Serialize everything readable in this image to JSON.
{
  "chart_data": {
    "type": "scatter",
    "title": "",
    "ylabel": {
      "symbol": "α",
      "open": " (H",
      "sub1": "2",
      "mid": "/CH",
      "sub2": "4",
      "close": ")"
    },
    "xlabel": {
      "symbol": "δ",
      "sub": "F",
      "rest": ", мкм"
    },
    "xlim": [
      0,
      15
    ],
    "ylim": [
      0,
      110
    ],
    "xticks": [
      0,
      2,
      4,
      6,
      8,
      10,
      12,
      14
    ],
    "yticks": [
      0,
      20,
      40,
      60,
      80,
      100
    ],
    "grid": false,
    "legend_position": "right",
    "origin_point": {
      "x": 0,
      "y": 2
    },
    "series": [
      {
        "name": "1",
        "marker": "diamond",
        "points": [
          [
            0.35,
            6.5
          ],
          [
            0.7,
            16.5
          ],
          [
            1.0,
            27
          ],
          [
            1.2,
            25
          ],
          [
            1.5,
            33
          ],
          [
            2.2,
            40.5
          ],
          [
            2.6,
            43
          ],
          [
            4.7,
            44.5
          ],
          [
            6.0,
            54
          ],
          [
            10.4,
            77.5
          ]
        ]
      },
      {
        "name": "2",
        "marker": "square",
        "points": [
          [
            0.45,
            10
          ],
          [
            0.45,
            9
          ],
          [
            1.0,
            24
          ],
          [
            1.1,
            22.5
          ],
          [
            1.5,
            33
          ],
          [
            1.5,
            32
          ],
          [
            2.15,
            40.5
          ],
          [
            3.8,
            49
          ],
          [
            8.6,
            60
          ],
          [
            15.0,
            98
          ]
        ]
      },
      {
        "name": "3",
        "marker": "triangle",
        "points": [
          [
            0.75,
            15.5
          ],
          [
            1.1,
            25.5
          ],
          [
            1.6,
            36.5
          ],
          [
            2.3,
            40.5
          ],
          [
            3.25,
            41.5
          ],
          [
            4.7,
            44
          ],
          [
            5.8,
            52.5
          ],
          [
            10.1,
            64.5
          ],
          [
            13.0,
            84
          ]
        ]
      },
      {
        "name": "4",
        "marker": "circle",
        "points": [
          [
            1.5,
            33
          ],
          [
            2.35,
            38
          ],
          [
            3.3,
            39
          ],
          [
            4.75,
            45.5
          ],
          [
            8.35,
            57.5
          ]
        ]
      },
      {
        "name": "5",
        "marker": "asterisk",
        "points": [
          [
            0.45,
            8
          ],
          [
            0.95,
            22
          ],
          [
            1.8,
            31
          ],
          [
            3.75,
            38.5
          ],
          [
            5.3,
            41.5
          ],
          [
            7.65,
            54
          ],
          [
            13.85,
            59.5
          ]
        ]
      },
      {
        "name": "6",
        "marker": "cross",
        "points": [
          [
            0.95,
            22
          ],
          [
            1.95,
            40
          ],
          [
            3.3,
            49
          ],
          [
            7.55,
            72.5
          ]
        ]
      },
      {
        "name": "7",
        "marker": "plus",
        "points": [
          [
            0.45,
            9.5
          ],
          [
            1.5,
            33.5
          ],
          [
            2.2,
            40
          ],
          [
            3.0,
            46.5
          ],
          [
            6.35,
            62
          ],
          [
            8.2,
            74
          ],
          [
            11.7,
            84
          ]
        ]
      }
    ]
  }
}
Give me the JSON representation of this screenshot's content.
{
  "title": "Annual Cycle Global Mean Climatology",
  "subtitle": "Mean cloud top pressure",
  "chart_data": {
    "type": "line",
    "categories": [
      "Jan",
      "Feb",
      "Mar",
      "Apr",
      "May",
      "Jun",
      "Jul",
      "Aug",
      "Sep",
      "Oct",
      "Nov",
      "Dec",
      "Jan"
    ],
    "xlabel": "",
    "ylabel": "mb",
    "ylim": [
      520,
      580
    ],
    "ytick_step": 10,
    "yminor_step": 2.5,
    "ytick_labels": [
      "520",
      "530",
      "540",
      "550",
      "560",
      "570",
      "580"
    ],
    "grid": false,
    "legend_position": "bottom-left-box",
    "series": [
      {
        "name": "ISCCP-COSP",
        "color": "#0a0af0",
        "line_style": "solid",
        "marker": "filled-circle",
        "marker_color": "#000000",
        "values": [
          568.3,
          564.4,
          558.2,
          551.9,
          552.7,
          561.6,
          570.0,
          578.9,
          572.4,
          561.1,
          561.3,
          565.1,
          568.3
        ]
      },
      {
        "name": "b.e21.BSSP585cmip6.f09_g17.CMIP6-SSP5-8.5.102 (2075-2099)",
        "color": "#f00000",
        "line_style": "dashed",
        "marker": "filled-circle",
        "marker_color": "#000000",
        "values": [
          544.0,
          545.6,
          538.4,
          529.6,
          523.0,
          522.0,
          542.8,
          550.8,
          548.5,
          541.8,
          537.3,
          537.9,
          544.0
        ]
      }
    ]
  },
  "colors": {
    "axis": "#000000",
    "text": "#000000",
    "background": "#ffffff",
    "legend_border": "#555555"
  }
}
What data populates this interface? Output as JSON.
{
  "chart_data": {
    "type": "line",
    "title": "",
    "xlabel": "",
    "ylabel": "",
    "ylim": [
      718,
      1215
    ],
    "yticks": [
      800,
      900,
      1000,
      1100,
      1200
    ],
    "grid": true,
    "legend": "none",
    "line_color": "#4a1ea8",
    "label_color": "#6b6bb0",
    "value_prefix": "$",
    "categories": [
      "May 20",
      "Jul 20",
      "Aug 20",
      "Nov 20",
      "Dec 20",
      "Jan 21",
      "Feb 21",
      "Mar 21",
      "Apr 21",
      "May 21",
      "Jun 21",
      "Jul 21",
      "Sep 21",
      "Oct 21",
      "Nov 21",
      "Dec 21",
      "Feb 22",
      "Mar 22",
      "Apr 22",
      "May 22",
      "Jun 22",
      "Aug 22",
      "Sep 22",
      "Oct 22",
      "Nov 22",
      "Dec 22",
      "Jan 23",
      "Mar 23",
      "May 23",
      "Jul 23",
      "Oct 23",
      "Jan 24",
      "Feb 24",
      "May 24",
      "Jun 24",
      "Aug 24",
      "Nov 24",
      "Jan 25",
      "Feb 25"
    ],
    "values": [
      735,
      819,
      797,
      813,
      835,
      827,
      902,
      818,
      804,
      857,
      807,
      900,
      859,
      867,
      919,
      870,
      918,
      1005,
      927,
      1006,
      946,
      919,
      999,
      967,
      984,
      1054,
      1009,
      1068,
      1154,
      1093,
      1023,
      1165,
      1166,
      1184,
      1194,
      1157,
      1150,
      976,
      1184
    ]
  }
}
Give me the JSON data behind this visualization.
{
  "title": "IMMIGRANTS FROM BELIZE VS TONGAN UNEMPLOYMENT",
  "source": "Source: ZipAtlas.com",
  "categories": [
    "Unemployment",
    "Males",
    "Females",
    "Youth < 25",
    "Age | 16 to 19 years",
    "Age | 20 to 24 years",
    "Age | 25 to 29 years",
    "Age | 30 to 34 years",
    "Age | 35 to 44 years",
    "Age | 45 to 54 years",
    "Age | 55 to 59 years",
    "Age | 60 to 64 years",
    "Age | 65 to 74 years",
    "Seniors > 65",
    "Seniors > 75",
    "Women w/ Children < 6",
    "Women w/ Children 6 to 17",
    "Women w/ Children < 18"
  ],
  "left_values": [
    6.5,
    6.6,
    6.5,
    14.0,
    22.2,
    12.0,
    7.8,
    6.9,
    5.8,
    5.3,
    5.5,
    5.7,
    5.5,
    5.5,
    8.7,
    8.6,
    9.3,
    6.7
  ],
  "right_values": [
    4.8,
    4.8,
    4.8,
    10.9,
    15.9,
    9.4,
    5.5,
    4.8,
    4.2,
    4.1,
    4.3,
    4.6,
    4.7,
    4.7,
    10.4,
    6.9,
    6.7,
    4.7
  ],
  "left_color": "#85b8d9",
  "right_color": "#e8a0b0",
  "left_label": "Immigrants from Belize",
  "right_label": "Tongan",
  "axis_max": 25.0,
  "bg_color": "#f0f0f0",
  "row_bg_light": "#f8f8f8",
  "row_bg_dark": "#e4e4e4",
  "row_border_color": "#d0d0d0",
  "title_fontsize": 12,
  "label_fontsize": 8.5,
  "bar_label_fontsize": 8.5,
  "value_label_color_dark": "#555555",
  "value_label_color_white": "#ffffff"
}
────
#### [Stated problem]
Lines of the material that contain the word "Give" are to be gathered.

#### [Task output]
Give me the JSON representation of this screenshot's content.
Give me the JSON data behind this visualization.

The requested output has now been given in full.